**SUPPLIED ENTRIES**
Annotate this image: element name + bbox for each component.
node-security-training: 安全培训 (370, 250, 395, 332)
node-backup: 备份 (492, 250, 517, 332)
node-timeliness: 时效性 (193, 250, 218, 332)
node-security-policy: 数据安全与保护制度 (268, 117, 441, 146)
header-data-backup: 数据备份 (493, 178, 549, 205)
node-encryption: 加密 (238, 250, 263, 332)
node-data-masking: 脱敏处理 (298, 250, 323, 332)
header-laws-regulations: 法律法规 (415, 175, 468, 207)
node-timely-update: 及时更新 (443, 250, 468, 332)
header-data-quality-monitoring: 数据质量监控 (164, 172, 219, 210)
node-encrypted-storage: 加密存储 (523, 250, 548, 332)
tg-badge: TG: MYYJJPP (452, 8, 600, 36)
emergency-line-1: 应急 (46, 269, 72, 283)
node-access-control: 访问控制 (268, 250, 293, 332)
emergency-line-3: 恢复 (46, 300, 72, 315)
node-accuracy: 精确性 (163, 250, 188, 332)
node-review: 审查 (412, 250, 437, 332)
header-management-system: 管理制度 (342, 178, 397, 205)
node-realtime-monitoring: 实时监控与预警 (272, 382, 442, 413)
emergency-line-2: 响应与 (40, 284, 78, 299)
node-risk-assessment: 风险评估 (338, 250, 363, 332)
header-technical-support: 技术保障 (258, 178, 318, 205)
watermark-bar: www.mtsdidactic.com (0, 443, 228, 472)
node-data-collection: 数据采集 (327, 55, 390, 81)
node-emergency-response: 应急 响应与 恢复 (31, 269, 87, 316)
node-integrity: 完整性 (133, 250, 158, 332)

**INSTRUCTIONS TO FOLLOW**
Reproduce all of the items above verbatim, line by line.

**RESPONSE**
Annotate this image: element name + bbox for each component.
node-security-training: 安全培训 (370, 250, 395, 332)
node-backup: 备份 (492, 250, 517, 332)
node-timeliness: 时效性 (193, 250, 218, 332)
node-security-policy: 数据安全与保护制度 (268, 117, 441, 146)
header-data-backup: 数据备份 (493, 178, 549, 205)
node-encryption: 加密 (238, 250, 263, 332)
node-data-masking: 脱敏处理 (298, 250, 323, 332)
header-laws-regulations: 法律法规 (415, 175, 468, 207)
node-timely-update: 及时更新 (443, 250, 468, 332)
header-data-quality-monitoring: 数据质量监控 (164, 172, 219, 210)
node-encrypted-storage: 加密存储 (523, 250, 548, 332)
tg-badge: TG: MYYJJPP (452, 8, 600, 36)
emergency-line-1: 应急 (46, 269, 72, 283)
node-access-control: 访问控制 (268, 250, 293, 332)
emergency-line-3: 恢复 (46, 300, 72, 315)
node-accuracy: 精确性 (163, 250, 188, 332)
node-review: 审查 (412, 250, 437, 332)
header-management-system: 管理制度 (342, 178, 397, 205)
node-realtime-monitoring: 实时监控与预警 (272, 382, 442, 413)
emergency-line-2: 响应与 (40, 284, 78, 299)
node-risk-assessment: 风险评估 (338, 250, 363, 332)
header-technical-support: 技术保障 (258, 178, 318, 205)
watermark-bar: www.mtsdidactic.com (0, 443, 228, 472)
node-data-collection: 数据采集 (327, 55, 390, 81)
node-emergency-response: 应急 响应与 恢复 (31, 269, 87, 316)
node-integrity: 完整性 (133, 250, 158, 332)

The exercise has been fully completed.